YOUR GOAL :: List all lines in the material below that contain "JSON".

┌──

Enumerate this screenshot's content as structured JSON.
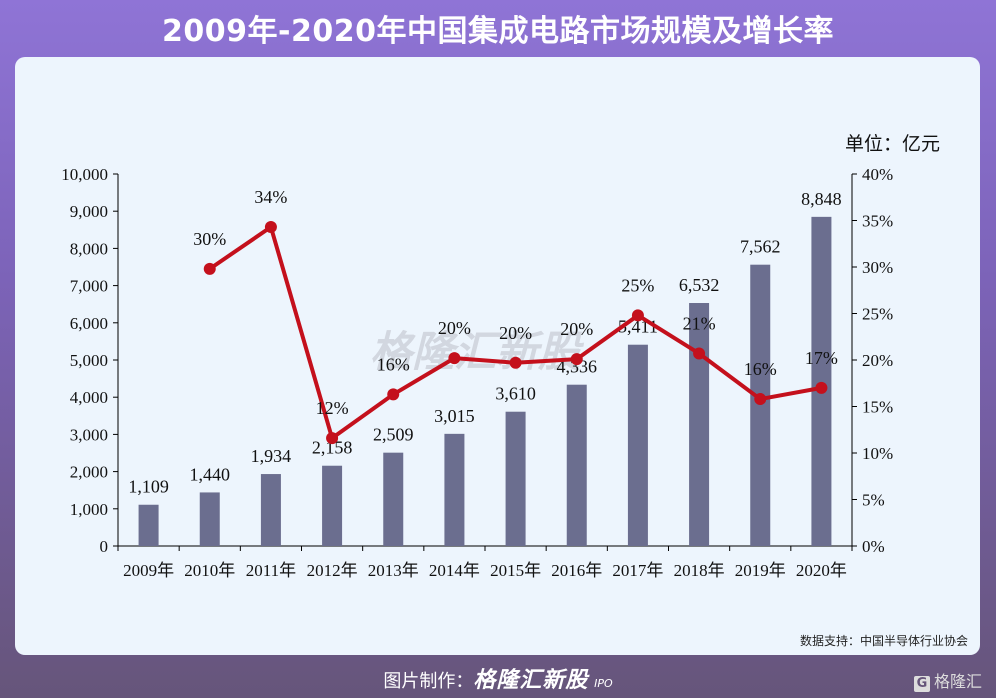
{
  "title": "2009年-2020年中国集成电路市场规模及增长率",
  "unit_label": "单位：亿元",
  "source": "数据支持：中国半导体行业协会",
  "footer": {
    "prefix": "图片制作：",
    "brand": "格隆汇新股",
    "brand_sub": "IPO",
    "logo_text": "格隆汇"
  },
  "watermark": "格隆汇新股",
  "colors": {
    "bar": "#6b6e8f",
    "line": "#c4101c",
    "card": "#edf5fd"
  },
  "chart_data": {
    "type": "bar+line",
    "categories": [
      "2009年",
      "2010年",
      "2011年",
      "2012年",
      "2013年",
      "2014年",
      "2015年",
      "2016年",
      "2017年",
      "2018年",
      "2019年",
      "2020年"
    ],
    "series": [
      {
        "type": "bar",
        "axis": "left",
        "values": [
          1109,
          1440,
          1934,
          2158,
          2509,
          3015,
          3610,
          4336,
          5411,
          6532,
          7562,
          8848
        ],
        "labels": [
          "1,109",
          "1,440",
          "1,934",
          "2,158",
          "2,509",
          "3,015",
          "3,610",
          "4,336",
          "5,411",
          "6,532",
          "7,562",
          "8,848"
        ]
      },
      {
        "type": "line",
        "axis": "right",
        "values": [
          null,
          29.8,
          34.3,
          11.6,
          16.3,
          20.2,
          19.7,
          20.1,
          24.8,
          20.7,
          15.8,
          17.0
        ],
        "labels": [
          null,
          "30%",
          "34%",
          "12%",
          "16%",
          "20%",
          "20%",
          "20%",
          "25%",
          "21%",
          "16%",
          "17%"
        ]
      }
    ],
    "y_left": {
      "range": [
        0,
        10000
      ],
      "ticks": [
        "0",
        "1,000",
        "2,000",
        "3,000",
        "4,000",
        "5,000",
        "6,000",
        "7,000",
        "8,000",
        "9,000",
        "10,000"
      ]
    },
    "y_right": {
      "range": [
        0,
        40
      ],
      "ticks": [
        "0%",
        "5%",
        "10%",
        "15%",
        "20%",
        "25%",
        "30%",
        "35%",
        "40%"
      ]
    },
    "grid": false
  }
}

└──
┌──

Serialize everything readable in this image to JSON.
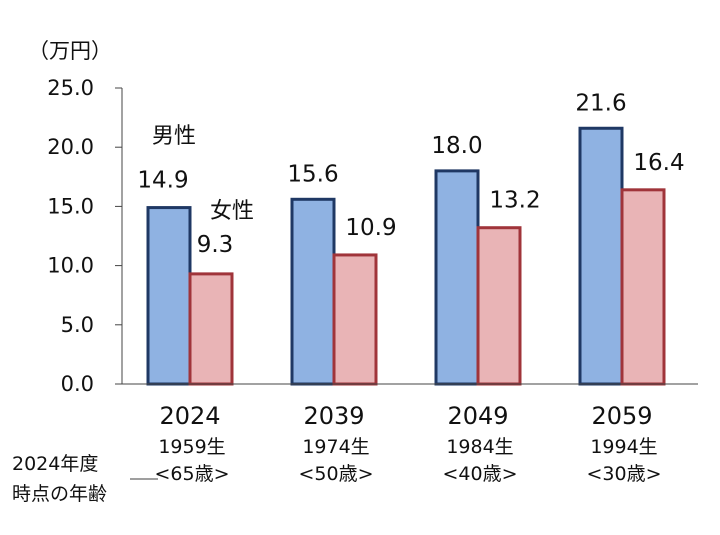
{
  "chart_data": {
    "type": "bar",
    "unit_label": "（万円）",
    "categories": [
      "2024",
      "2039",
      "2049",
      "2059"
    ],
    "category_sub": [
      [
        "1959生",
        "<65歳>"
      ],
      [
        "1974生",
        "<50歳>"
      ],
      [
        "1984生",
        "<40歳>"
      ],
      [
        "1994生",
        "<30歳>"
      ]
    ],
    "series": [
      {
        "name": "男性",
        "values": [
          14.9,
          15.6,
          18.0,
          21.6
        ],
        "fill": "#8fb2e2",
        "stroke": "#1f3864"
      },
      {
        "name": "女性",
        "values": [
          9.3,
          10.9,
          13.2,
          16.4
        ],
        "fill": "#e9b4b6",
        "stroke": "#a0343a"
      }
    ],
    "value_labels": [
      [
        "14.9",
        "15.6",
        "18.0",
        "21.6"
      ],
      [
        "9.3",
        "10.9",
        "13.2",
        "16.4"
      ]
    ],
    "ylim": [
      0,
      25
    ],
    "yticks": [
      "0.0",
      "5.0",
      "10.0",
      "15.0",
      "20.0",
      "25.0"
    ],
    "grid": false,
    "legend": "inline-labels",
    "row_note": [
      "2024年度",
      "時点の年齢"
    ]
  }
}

└──

SOLUTION FOR THIS TASK ::
Enumerate this screenshot's content as structured JSON.
Serialize everything readable in this image to JSON.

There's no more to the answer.